### PROBLEM TO SOLVE
Below are the records. List every line holding the word "Output".

* Start TASK INPUTS *

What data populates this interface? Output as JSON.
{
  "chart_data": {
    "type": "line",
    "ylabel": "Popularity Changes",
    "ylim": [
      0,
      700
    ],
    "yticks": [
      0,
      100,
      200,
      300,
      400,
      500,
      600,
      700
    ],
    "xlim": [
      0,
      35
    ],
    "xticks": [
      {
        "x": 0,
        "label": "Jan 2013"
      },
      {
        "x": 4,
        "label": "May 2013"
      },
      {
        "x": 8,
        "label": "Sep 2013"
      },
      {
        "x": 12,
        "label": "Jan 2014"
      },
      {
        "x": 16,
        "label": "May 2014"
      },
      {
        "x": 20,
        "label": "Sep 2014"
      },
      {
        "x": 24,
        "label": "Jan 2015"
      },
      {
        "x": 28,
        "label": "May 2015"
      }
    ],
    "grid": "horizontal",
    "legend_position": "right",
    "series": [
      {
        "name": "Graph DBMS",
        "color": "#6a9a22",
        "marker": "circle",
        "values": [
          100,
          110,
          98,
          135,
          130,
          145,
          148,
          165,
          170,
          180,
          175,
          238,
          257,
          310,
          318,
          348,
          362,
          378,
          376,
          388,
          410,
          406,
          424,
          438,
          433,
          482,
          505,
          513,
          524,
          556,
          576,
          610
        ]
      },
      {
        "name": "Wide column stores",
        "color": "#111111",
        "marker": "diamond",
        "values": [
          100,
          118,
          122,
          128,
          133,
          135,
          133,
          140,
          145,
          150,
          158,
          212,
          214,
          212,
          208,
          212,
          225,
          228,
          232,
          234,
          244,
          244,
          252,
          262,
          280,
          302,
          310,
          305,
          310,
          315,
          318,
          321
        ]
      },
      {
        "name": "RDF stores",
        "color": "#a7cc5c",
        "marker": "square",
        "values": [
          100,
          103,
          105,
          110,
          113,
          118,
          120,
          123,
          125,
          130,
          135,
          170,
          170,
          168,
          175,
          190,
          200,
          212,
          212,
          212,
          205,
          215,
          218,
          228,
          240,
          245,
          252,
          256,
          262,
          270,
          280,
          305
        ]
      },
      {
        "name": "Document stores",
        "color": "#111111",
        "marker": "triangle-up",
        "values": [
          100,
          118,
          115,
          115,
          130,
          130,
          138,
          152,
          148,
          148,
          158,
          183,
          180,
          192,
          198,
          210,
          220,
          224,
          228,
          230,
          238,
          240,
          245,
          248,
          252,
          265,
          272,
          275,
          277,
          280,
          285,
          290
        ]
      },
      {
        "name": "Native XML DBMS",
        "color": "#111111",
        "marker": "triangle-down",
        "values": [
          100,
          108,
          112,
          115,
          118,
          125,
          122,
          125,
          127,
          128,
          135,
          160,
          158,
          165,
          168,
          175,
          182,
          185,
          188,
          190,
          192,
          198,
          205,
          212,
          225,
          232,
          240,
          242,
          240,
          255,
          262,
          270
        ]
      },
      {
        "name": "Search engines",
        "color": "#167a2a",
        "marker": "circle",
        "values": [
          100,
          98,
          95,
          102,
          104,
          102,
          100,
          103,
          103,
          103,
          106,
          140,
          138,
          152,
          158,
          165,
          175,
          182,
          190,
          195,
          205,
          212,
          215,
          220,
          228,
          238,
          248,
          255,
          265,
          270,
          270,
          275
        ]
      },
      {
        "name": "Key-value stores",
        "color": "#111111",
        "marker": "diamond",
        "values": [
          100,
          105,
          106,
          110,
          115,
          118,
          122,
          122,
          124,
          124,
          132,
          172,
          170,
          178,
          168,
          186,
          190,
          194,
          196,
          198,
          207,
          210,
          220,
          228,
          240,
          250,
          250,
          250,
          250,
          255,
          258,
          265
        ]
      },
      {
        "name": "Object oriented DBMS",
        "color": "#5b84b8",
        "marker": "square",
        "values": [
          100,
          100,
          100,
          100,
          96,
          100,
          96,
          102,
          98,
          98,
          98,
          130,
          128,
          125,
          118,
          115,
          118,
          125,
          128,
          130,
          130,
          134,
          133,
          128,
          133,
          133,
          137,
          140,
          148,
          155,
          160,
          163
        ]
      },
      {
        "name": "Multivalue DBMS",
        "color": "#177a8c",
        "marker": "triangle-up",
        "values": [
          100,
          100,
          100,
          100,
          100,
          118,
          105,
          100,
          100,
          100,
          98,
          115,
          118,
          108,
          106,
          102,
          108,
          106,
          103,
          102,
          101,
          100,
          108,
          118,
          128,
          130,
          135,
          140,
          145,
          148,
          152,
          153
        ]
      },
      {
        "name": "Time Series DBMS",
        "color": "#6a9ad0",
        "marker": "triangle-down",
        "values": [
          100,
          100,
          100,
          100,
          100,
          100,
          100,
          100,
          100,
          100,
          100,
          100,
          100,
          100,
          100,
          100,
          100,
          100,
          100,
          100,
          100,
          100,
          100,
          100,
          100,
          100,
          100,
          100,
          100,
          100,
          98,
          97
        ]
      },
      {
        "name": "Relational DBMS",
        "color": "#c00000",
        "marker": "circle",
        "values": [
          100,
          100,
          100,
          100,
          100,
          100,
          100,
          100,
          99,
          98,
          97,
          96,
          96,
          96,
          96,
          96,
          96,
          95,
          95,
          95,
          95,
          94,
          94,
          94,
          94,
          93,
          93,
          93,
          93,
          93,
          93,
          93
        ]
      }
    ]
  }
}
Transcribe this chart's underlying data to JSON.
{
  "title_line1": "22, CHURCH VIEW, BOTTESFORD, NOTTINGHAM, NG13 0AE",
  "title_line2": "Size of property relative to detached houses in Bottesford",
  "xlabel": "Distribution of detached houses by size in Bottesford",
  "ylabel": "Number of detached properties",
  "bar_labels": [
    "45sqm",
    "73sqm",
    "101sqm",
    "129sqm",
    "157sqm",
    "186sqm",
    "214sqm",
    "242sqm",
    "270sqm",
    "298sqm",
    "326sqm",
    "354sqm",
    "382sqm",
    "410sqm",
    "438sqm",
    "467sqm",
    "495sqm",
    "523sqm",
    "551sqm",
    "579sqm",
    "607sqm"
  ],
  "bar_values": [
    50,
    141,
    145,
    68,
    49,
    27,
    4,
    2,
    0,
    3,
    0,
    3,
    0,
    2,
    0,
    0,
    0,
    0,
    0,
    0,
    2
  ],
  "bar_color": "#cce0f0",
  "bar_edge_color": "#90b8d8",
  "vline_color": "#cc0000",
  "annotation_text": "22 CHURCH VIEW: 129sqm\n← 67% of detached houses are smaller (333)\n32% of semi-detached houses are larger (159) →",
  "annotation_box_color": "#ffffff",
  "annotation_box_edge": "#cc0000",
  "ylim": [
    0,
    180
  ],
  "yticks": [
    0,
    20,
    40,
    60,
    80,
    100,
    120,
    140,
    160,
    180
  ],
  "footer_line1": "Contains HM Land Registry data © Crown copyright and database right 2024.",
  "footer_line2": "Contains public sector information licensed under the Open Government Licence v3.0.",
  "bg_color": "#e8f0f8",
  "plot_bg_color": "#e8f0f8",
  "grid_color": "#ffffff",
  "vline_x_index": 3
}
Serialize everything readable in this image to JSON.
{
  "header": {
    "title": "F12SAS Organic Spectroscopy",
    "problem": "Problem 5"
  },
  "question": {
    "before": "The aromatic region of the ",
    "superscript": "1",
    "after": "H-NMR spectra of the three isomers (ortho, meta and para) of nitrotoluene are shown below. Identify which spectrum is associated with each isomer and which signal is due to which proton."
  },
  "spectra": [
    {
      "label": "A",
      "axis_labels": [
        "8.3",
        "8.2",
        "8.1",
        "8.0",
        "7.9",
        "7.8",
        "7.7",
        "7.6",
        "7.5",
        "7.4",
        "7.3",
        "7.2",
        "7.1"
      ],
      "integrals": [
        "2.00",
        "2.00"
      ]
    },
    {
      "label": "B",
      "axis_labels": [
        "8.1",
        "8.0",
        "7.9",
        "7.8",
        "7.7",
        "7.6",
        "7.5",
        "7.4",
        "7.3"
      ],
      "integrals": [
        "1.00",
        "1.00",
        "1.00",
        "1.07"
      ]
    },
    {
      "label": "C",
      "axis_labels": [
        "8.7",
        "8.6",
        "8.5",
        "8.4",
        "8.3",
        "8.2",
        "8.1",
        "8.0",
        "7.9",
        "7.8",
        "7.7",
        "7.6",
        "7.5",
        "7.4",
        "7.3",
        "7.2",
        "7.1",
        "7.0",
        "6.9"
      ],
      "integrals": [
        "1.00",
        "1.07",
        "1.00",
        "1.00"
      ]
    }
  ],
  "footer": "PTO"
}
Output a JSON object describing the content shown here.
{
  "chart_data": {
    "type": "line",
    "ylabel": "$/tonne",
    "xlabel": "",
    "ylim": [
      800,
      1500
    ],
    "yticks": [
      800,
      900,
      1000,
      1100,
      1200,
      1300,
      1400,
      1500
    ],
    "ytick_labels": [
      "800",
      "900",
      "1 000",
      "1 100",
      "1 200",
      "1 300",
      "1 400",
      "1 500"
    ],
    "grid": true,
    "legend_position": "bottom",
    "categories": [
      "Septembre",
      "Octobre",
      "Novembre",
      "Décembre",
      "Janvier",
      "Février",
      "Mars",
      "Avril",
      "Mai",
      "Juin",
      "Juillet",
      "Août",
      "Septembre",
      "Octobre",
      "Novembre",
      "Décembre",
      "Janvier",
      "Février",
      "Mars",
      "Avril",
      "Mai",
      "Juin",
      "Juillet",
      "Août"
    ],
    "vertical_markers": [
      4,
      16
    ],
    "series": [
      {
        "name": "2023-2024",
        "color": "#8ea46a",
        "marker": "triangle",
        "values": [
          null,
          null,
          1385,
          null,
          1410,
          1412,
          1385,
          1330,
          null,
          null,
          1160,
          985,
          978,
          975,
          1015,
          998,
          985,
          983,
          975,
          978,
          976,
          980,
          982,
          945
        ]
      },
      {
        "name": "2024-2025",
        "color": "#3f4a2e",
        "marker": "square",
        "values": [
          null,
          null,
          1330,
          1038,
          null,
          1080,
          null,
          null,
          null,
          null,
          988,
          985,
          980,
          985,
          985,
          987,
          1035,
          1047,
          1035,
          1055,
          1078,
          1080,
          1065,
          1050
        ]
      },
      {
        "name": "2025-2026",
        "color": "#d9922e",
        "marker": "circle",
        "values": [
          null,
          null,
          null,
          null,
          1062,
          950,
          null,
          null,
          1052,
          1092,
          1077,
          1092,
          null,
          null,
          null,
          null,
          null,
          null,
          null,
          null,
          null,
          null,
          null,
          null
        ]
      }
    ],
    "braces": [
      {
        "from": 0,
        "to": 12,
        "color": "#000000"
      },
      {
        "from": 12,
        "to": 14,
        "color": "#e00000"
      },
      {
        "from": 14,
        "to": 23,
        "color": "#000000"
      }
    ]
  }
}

* End TASK INPUTS *

### FULL ANSWER
What data populates this interface? Output as JSON.
Output a JSON object describing the content shown here.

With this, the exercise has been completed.